====== Provided material

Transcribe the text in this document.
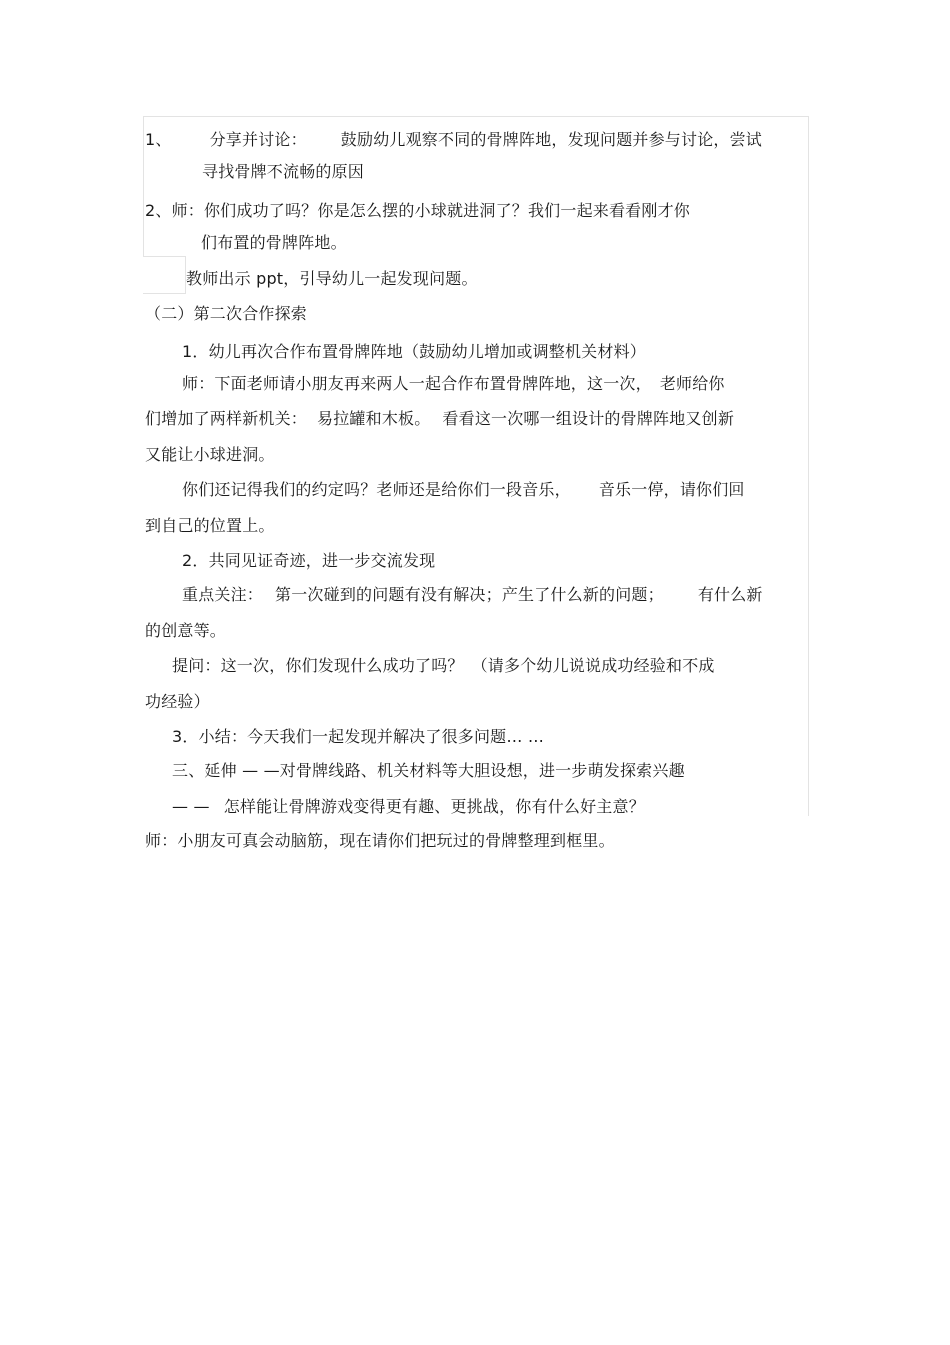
1、 分享并讨论： 鼓励幼儿观察不同的骨牌阵地，发现问题并参与讨论，尝试
寻找骨牌不流畅的原因
2、师：你们成功了吗？你是怎么摆的小球就进洞了？我们一起来看看刚才你
们布置的骨牌阵地。
教师出示 ppt，引导幼儿一起发现问题。
（二）第二次合作探索
1．幼儿再次合作布置骨牌阵地（鼓励幼儿增加或调整机关材料）
师：下面老师请小朋友再来两人一起合作布置骨牌阵地，这一次， 老师给你
们增加了两样新机关： 易拉罐和木板。 看看这一次哪一组设计的骨牌阵地又创新
又能让小球进洞。
你们还记得我们的约定吗？老师还是给你们一段音乐， 音乐一停，请你们回
到自己的位置上。
2．共同见证奇迹，进一步交流发现
重点关注： 第一次碰到的问题有没有解决；产生了什么新的问题； 有什么新
的创意等。
提问：这一次，你们发现什么成功了吗？ （请多个幼儿说说成功经验和不成
功经验）
3．小结：今天我们一起发现并解决了很多问题… …
三、延伸 — —对骨牌线路、机关材料等大胆设想，进一步萌发探索兴趣
— — 怎样能让骨牌游戏变得更有趣、更挑战，你有什么好主意？
师：小朋友可真会动脑筋，现在请你们把玩过的骨牌整理到框里。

============

The material above must be printed exactly, with its pictures left out.

■ **The response**
Transcribe the text in this document.
1、 分享并讨论： 鼓励幼儿观察不同的骨牌阵地，发现问题并参与讨论，尝试
寻找骨牌不流畅的原因
2、师：你们成功了吗？你是怎么摆的小球就进洞了？我们一起来看看刚才你
们布置的骨牌阵地。
教师出示 ppt，引导幼儿一起发现问题。
（二）第二次合作探索
1．幼儿再次合作布置骨牌阵地（鼓励幼儿增加或调整机关材料）
师：下面老师请小朋友再来两人一起合作布置骨牌阵地，这一次， 老师给你
们增加了两样新机关： 易拉罐和木板。 看看这一次哪一组设计的骨牌阵地又创新
又能让小球进洞。
你们还记得我们的约定吗？老师还是给你们一段音乐， 音乐一停，请你们回
到自己的位置上。
2．共同见证奇迹，进一步交流发现
重点关注： 第一次碰到的问题有没有解决；产生了什么新的问题； 有什么新
的创意等。
提问：这一次，你们发现什么成功了吗？ （请多个幼儿说说成功经验和不成
功经验）
3．小结：今天我们一起发现并解决了很多问题… …
三、延伸 — —对骨牌线路、机关材料等大胆设想，进一步萌发探索兴趣
— — 怎样能让骨牌游戏变得更有趣、更挑战，你有什么好主意？
师：小朋友可真会动脑筋，现在请你们把玩过的骨牌整理到框里。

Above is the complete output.